◆ **Exercises**
1. From the passage on the ELDR-SAHO algorithm, list every step, in Algorithm 2 or Algorithm 3, where the procedure differs from the original SAHO.
2. Answer these questions using the passage on the ELDR-SAHO algorithm:
(a) What method does ELDR-SAHO use to produce its initial samples?
(b) What happens when the promising solution is not better than the best solution thus far?
(c) Which three parameters did the first experiment on ELDR's sensitivity explore?
3. Write the next part of the passage on the ELDR-SAHO algorithm, picking up after its last sentence.

◆ **Given passage**
- - - - -

The ELDR-SAHO Algorithm

figure b

The procedure used by the ELDR-SAHO algorithm, in which the proposed ELDR is incorporated into SAHO, is shown in Algorithm 2. ELDR-SAHO first produces ps well-distributed initial samples using Latin hypercube sampling (LHS) [46], and evaluates them using an actual (computationally expensive) fitness evaluation. All evaluated initial samples are stored in the dataset DB. For each iteration, the initial population is generated from the top ps solutions in the dataset DB, and K generations are evolved using DE or TLBO. The ELDR surrogate model is trained using a subset D extracted from DB consisting of n nearest neighbors in DB for each solution in the current population. Note that the design variable is normalized within the minimum and maximum variables in the extracted dataset D. A variable RunDE determines the algorithm used for each search. DE is performed if \(RunDE=True\), whereas TLBO is performed if \(RunDE=False\);

After the K-generations search, a promising solution for the actual fitness evaluation is selected according to Algorithm 3. In Algorithm 3, the best solution in the population at K generations is compared with the mean of the top r subpopulation (\(r\in [1,ps]\)), and a solution that the ELDR surrogate predicts better is selected as a promising solution. The selected promising solution is actually evaluated using the computationally expensive fitness function. If the promising solution is better than the best solution thus far, the current search algorithm (DE or TLBO) is continuously used. Otherwise, the search algorithm is switched.

The essential procedure is the same as that of the original SAHO with the RBF surrogate model but differs in Steps 7, 10, 13, and 15 in Algorithm 2 and Steps 1 and 5 in Algorithm 3. In these steps, the ELDR surrogate model is used to predict the dominance relationship.

figure c
Table 1 Benchmark problems

Preliminary experiment: accuracy of ELDR

This section analyzes the estimation accuracy of the proposed ELDR surrogate model. The first experiment explored the parameter sensitivity of ELDR regarding the activation function h, number of hidden neurons L, and regularization coefficient C. Then, “Comparison with other surrogate models” compared the estimation accuracy of ELDR with other surrogate models, RBF and RankSVM, which are generally used in previous SAEA research. Finally, the computational time of these surrogate models were compared in “Computation time”.

- - - - -

◆ **Listed records**

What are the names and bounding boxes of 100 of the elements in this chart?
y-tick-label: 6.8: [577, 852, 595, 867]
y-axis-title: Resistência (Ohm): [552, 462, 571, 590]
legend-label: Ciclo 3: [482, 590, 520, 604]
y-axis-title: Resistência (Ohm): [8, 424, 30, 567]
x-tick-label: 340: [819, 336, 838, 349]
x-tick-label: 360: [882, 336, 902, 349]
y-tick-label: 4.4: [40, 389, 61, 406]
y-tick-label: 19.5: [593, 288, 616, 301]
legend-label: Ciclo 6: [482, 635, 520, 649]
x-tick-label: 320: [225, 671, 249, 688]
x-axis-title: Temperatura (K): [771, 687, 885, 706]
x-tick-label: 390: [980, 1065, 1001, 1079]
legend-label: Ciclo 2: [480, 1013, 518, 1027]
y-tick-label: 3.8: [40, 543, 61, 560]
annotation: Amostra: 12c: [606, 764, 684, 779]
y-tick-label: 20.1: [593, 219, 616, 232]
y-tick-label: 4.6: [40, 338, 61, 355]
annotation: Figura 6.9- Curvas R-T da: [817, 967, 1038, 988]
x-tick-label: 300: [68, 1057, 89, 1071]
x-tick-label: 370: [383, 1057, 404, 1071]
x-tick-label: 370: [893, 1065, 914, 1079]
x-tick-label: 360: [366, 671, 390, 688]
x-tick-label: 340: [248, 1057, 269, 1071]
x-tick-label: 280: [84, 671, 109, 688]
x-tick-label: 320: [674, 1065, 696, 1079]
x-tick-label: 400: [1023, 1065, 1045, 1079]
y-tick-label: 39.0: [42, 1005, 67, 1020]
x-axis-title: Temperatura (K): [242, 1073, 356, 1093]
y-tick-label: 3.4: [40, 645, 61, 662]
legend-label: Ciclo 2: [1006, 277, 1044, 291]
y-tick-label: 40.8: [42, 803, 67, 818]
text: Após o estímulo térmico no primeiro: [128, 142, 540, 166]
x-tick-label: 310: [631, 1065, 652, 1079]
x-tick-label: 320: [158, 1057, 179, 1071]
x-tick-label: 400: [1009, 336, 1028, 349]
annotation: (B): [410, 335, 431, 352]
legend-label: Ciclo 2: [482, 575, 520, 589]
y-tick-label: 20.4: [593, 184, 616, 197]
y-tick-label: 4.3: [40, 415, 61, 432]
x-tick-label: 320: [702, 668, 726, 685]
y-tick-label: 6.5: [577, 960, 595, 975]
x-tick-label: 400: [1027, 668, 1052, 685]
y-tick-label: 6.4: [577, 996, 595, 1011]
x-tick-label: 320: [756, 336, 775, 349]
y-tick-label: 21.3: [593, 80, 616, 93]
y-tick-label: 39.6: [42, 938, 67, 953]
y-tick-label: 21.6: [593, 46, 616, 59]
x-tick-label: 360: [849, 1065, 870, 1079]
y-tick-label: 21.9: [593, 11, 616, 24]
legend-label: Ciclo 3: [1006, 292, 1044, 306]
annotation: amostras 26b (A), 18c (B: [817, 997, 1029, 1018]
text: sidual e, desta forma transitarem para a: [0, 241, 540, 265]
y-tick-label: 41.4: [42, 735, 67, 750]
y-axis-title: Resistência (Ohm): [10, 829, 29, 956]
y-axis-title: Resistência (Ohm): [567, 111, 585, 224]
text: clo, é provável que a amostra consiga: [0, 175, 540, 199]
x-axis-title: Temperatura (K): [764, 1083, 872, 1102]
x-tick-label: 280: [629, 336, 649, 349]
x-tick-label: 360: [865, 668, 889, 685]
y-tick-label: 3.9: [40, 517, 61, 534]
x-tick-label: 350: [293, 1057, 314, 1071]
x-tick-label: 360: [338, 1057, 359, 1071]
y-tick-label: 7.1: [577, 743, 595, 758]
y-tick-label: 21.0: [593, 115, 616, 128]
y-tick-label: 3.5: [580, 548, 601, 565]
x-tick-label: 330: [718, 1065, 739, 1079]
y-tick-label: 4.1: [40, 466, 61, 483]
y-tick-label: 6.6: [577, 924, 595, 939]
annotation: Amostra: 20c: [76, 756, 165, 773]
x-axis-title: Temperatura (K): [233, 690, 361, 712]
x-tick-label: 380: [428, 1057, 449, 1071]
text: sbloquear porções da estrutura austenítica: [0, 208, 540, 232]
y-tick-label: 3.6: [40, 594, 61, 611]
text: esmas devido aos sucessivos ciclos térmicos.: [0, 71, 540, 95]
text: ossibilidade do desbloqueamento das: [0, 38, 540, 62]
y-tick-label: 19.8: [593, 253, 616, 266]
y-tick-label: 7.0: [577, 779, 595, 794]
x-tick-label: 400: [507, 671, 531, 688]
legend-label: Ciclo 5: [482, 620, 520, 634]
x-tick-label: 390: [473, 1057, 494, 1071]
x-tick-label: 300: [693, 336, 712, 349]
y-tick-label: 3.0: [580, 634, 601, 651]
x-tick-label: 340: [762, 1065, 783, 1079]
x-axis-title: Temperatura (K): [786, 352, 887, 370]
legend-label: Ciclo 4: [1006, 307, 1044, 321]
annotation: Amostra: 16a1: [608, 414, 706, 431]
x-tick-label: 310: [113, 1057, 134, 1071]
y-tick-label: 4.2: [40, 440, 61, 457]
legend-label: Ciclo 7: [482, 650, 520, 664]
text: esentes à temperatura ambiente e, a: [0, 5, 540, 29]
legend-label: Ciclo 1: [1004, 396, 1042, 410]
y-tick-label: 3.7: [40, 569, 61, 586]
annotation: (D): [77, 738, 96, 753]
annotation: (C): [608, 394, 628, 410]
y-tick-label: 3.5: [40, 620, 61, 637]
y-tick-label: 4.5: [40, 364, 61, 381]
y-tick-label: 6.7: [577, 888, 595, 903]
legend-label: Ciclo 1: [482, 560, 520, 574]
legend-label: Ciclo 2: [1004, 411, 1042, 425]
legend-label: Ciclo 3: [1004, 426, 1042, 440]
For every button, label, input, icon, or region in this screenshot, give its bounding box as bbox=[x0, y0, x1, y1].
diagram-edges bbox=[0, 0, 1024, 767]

- - - - -

◆ **Task-by-task outputs**
1.
Step 7 in Algorithm 2
Step 10 in Algorithm 2
Step 13 in Algorithm 2
Step 15 in Algorithm 2
Step 1 in Algorithm 3
Step 5 in Algorithm 3

2.
(a) Latin hypercube sampling (LHS).
(b) The search algorithm is switched.
(c) The activation function h, the number of hidden neurons L, and the regularization coefficient C.

3.
Experimental sttings

This study used the eight single-objective continuous optimization benchmarks shown in Table 1. This choice can be justified because these functions have been widely used to investigate the performance of SAEAs in recent research and have different fitness landscape characteristics. The dimensions of the design variables were set as \(d=20\) and 100 to compare surrogate model performance for small and large problems. It is known that RBF has high estimation accuracy for problems up to 20–30 dimensions, while 100 dimensions are considered a large-scale problem in the SAEA domain. The training datasets consisting of \(N_{train}=2d, 5d\) (d is the dimension) randomly sampled data units were used for training ELDR, RBF, and RandSVM. The trained models were tested on 10d random test samples generated independently from the training dataset. The training data size was chosen to verify estimation accuracy in SAEA when data are limited in the early stages of the search and when a certain number of data samples are obtained in later stages.

The prediction accuracy was assessed using Kendall’s rank correlation coefficient for 20 independent pairs of training and test data, and the average rank correlation was compared. Kendall’s rank correlation coefficient (hereafter, Kendall’s \(\tau \)) returns \(\tau =+1\) if the predicted and actual ranks are entirely the same, whereas it returns \(\tau =-1\) if they are entirely different. A higher rank correlation indicates a better rank prediction. For the ranking method (ELDR and RankSVM), the test data are sorted by the prediction, and their rank is compared with the actual data. For the RBF model, the test data are sorted based on the predicted fitness values, and their rank is also compared with the actual rank (not the comparison of the actual fitness values). The experiments were executed on a computer with an Intel Xeon W-2295 3.00 GHz CPU with 64 GB RAM using MATLAB R2019a.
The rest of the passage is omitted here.